Given request => List all lines of the data that include the string "Create".

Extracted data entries
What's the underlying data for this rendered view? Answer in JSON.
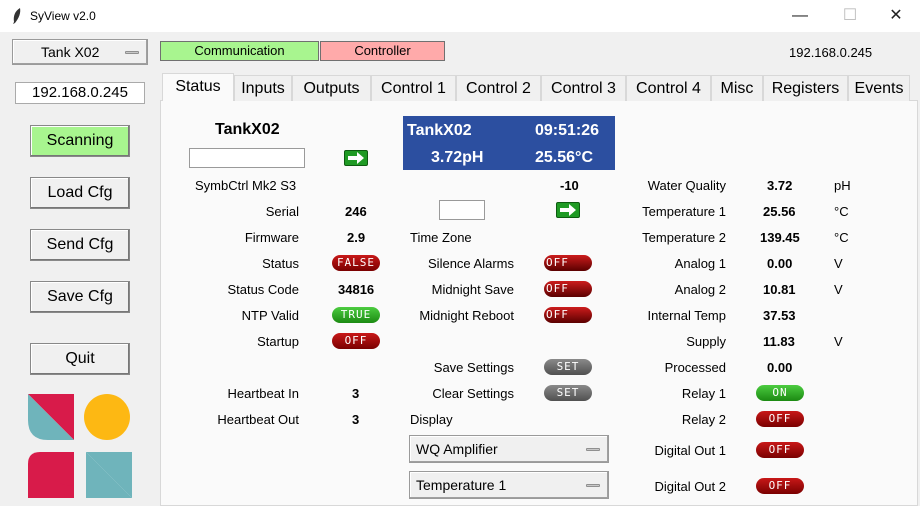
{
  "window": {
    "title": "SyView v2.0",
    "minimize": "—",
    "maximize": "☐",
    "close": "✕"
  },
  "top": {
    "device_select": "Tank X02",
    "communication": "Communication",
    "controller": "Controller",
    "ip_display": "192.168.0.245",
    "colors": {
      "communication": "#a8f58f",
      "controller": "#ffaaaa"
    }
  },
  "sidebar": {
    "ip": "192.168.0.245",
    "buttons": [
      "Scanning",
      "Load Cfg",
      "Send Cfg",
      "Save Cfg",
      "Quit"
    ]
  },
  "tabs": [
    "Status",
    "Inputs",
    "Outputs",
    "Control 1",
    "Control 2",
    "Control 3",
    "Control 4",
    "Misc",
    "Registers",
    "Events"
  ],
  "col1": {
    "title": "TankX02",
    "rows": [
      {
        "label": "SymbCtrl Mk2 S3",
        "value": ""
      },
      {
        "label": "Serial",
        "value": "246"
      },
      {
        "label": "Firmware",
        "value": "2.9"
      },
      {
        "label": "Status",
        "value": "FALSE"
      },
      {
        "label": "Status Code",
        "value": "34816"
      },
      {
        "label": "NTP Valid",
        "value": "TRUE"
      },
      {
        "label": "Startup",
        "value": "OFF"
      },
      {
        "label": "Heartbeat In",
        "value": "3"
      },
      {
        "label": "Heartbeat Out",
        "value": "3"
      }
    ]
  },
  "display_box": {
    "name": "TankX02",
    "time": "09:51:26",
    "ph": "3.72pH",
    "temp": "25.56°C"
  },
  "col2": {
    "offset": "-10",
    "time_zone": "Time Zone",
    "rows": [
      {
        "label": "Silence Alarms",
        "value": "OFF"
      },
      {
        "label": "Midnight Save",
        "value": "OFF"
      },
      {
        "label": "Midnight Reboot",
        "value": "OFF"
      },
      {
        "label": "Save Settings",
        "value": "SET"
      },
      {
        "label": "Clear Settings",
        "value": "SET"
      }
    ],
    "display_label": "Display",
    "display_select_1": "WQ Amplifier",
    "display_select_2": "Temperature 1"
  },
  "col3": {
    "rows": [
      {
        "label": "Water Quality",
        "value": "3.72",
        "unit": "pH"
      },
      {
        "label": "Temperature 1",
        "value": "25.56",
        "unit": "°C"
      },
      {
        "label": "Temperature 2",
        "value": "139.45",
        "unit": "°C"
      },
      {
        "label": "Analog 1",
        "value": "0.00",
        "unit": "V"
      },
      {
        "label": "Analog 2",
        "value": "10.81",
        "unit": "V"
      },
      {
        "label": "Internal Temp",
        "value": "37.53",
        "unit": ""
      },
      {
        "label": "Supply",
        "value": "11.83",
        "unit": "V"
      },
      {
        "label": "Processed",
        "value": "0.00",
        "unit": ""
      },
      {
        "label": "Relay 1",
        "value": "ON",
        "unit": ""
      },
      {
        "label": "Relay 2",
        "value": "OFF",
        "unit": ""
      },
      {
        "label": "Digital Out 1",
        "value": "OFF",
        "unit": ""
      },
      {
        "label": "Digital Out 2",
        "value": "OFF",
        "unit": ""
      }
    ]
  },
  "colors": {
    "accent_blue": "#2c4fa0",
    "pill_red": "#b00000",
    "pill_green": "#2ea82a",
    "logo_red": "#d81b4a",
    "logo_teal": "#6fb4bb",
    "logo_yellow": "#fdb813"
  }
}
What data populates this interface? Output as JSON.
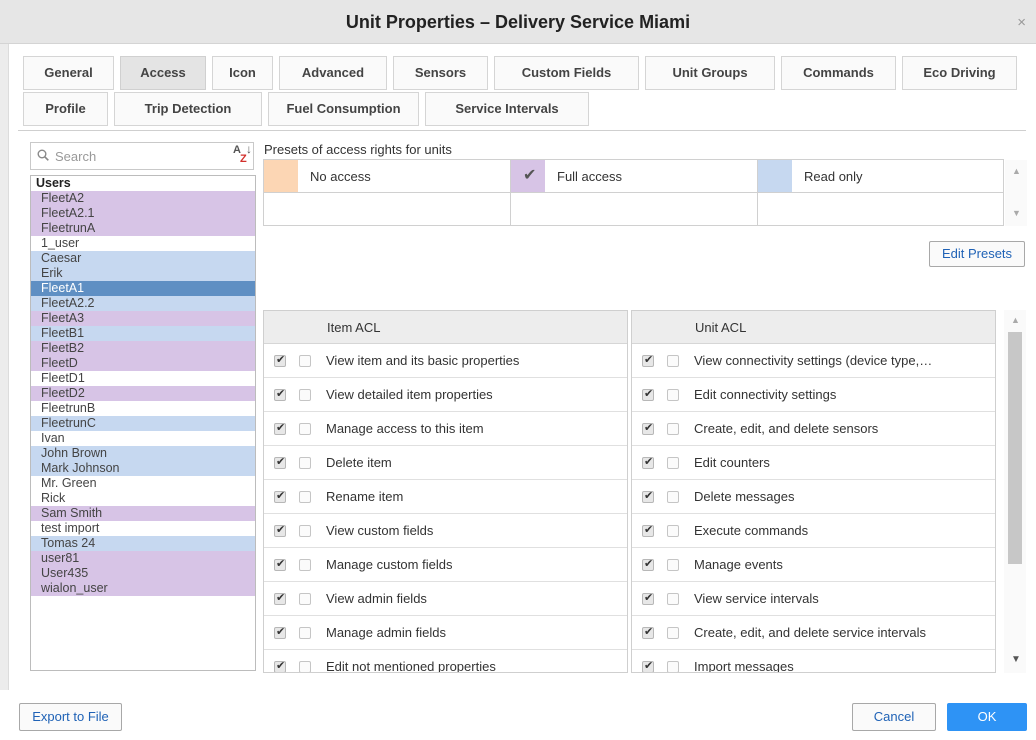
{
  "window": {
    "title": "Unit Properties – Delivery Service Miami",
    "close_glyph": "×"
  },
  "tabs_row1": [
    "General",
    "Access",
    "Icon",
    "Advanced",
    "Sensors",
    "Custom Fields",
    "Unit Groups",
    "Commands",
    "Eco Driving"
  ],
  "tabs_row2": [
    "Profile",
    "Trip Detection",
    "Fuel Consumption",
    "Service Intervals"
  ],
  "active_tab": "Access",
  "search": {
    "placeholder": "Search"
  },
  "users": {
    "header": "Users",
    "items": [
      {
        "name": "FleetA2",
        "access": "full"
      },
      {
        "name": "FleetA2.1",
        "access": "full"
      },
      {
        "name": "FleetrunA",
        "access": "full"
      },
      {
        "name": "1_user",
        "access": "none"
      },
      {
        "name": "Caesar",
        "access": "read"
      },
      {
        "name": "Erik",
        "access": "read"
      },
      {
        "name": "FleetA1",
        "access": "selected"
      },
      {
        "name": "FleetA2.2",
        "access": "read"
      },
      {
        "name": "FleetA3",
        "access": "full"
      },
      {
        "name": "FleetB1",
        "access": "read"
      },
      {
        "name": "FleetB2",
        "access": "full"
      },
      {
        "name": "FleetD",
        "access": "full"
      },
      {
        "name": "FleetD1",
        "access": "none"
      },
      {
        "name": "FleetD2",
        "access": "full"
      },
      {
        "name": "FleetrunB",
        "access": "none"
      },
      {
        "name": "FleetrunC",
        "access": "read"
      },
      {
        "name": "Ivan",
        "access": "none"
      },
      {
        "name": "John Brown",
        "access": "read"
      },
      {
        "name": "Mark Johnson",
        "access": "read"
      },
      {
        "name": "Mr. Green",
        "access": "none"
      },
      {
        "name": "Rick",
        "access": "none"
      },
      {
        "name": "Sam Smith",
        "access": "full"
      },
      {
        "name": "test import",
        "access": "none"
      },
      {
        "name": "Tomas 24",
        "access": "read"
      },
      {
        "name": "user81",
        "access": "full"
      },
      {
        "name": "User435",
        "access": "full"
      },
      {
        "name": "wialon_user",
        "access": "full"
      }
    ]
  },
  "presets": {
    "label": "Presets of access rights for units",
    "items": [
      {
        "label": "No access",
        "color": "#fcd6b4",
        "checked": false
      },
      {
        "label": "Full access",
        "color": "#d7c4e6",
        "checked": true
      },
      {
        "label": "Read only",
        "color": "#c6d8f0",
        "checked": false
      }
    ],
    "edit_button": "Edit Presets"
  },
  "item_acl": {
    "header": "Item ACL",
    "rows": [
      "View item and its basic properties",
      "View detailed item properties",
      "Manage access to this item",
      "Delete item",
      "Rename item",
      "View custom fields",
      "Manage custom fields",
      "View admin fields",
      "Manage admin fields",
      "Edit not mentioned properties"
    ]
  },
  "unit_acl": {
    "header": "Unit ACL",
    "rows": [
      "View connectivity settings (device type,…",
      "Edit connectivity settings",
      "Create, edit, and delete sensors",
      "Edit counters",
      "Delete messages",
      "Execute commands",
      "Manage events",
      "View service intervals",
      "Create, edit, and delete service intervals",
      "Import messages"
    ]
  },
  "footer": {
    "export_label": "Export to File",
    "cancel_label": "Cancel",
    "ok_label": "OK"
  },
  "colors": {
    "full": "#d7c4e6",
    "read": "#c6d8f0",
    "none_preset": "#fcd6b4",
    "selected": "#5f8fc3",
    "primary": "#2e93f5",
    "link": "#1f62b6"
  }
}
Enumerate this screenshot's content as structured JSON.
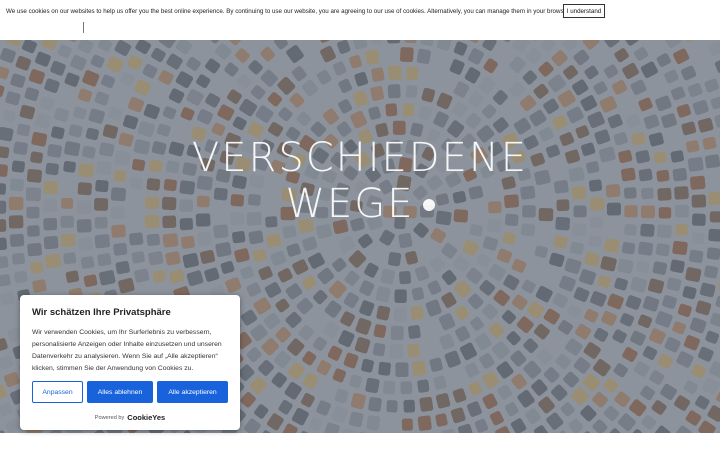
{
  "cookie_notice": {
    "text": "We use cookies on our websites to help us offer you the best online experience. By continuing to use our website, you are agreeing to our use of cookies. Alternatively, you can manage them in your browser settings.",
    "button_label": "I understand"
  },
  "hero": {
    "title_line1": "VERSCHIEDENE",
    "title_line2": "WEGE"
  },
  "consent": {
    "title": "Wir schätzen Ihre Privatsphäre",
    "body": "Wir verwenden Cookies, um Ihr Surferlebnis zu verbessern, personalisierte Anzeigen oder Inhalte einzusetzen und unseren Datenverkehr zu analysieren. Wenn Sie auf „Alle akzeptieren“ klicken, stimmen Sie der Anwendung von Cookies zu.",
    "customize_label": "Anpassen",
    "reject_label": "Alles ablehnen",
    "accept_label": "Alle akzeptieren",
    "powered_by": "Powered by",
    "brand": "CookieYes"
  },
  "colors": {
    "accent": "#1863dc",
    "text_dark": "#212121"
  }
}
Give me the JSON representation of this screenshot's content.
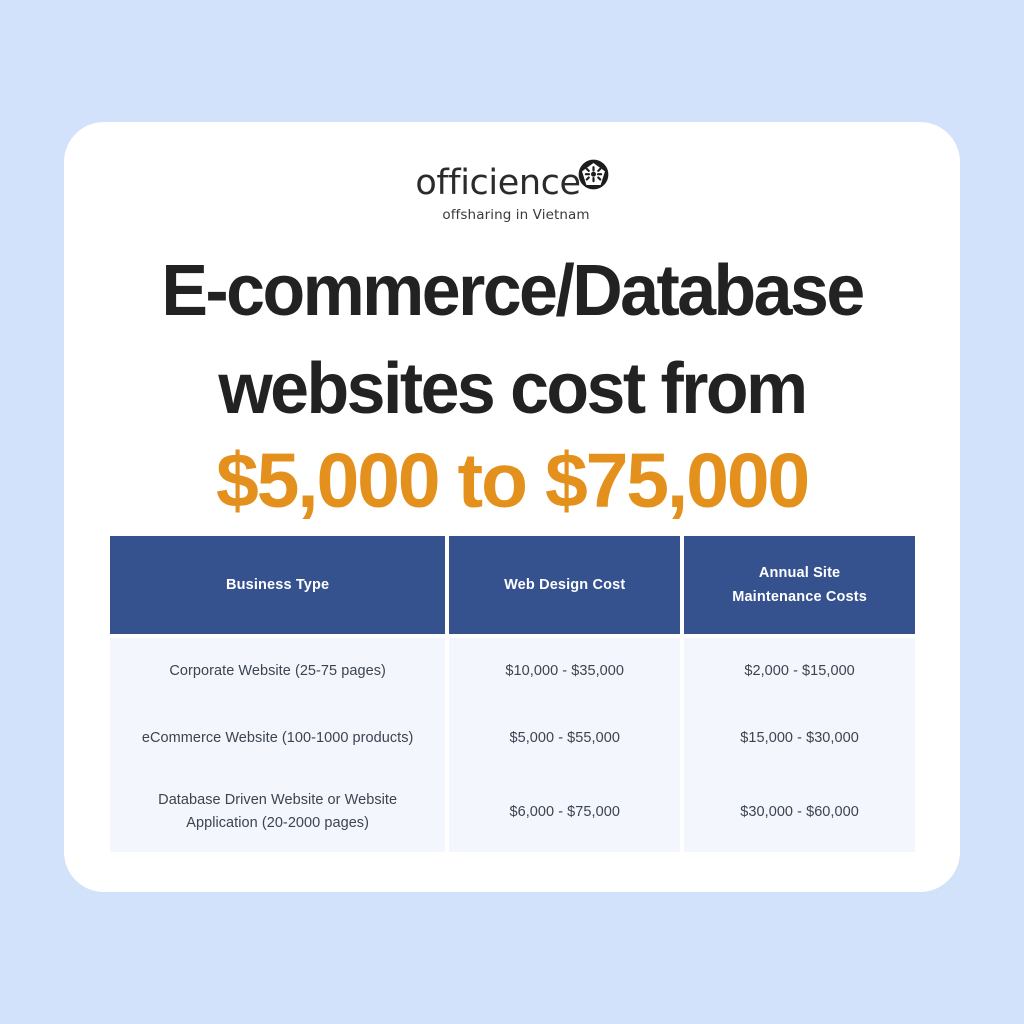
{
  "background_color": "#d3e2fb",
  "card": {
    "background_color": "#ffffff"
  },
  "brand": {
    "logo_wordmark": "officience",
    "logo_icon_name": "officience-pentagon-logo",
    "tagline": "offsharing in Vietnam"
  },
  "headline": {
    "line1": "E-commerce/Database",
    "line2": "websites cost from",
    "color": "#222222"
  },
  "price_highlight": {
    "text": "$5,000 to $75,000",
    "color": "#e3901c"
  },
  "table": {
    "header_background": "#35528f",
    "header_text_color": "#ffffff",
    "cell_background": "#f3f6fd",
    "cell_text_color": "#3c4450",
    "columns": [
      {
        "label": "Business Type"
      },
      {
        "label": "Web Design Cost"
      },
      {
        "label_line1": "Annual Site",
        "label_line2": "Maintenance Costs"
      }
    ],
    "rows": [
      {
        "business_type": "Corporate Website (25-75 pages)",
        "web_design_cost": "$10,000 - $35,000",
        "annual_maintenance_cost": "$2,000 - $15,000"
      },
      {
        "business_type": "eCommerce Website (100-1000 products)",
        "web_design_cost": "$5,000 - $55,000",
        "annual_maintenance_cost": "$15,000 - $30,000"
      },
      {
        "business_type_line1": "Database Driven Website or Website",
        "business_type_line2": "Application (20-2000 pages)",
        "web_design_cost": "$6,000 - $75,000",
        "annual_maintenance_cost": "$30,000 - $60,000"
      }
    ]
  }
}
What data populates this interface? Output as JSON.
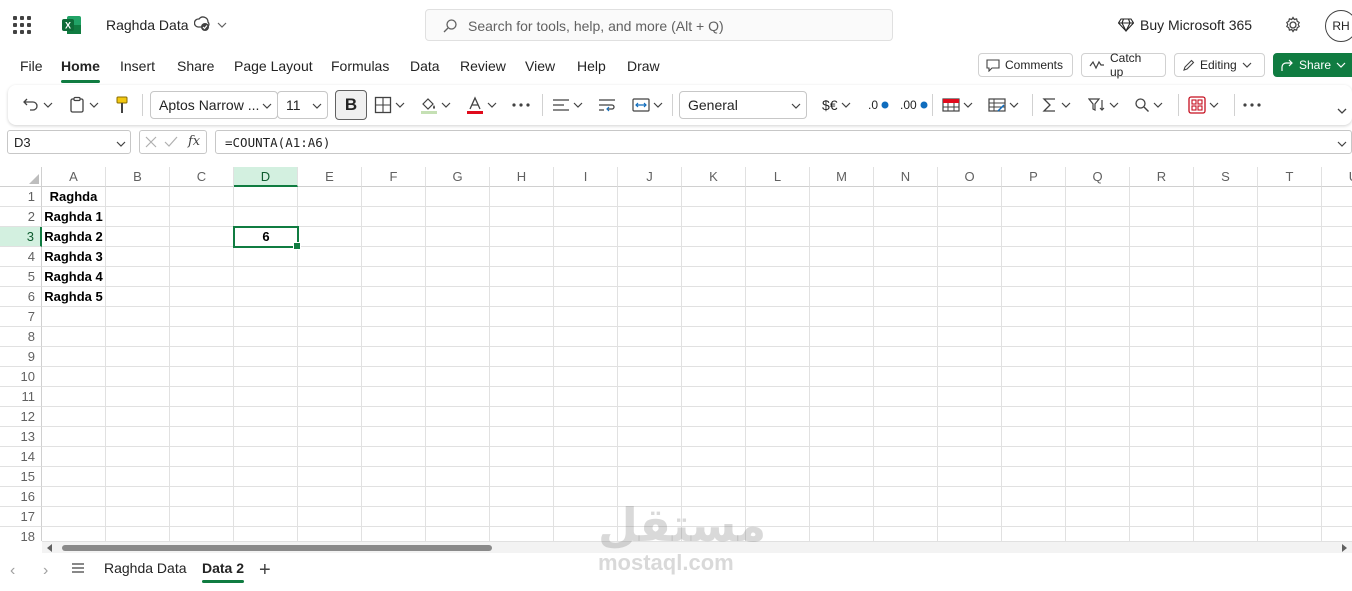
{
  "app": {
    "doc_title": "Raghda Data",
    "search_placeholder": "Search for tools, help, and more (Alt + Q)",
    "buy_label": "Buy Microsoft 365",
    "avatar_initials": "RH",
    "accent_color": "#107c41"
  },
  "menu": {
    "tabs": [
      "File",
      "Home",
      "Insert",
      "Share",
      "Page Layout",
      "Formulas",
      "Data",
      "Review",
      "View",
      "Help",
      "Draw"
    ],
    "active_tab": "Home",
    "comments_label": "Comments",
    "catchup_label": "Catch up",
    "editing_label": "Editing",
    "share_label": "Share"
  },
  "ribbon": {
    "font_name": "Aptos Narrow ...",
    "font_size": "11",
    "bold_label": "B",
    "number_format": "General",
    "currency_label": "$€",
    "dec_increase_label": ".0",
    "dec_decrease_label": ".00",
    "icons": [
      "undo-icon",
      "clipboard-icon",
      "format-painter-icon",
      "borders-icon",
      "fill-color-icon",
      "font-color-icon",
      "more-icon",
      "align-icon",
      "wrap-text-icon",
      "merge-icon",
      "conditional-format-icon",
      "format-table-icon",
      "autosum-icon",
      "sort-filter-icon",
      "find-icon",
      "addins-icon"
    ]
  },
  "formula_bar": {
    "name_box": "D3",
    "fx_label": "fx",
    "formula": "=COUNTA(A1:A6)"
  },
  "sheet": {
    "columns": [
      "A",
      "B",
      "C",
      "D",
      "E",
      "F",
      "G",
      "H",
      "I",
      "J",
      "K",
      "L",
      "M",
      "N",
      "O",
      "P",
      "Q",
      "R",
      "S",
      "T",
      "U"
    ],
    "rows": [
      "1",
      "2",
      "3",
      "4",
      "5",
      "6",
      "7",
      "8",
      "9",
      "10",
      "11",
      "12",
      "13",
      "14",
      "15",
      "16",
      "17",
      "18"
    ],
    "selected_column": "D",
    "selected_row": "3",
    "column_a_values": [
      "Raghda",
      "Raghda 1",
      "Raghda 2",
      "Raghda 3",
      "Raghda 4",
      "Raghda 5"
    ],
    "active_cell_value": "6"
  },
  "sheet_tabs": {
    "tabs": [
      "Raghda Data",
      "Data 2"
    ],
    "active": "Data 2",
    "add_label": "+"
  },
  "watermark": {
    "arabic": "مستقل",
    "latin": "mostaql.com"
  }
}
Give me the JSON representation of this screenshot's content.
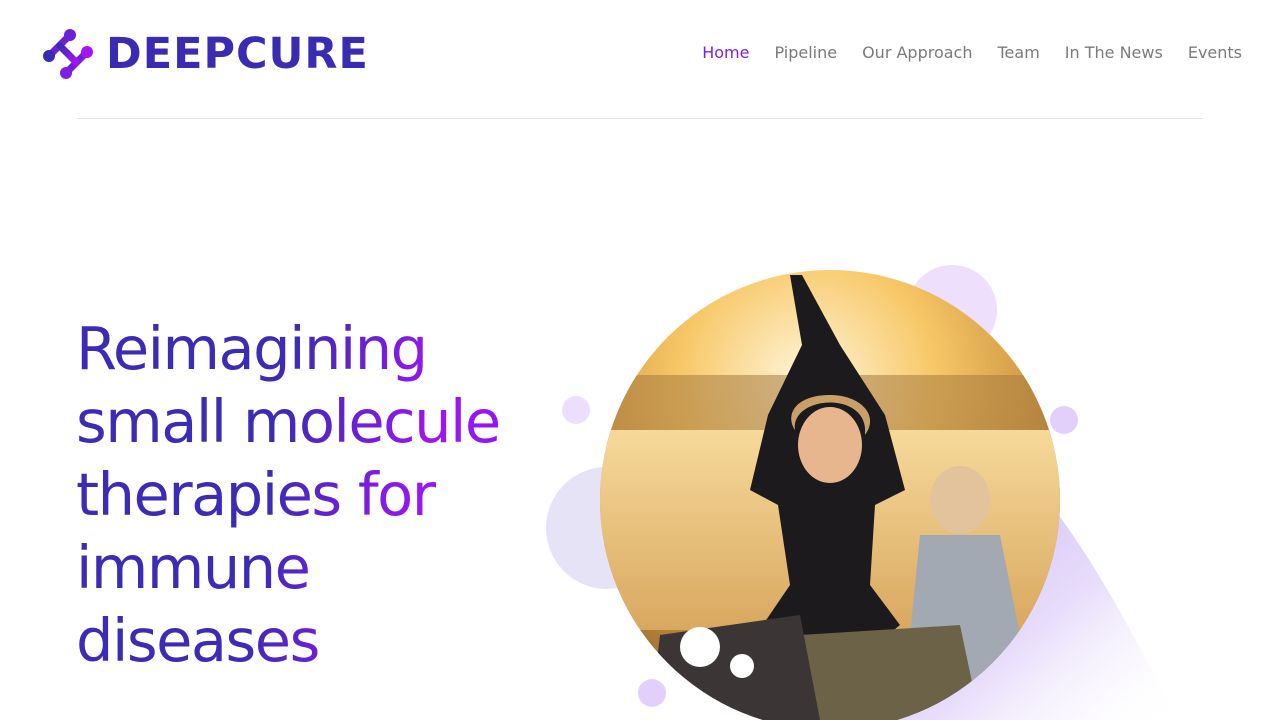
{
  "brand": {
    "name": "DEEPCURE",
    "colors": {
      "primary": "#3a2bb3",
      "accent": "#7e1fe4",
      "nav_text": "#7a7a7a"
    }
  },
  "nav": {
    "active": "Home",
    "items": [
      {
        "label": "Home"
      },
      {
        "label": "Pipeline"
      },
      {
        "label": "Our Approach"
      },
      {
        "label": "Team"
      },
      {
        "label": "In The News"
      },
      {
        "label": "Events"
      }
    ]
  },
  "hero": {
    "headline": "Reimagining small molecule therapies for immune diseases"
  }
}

Exercise output =>
      "Create, edit, and delete sensors",
      "Create, edit, and delete service intervals",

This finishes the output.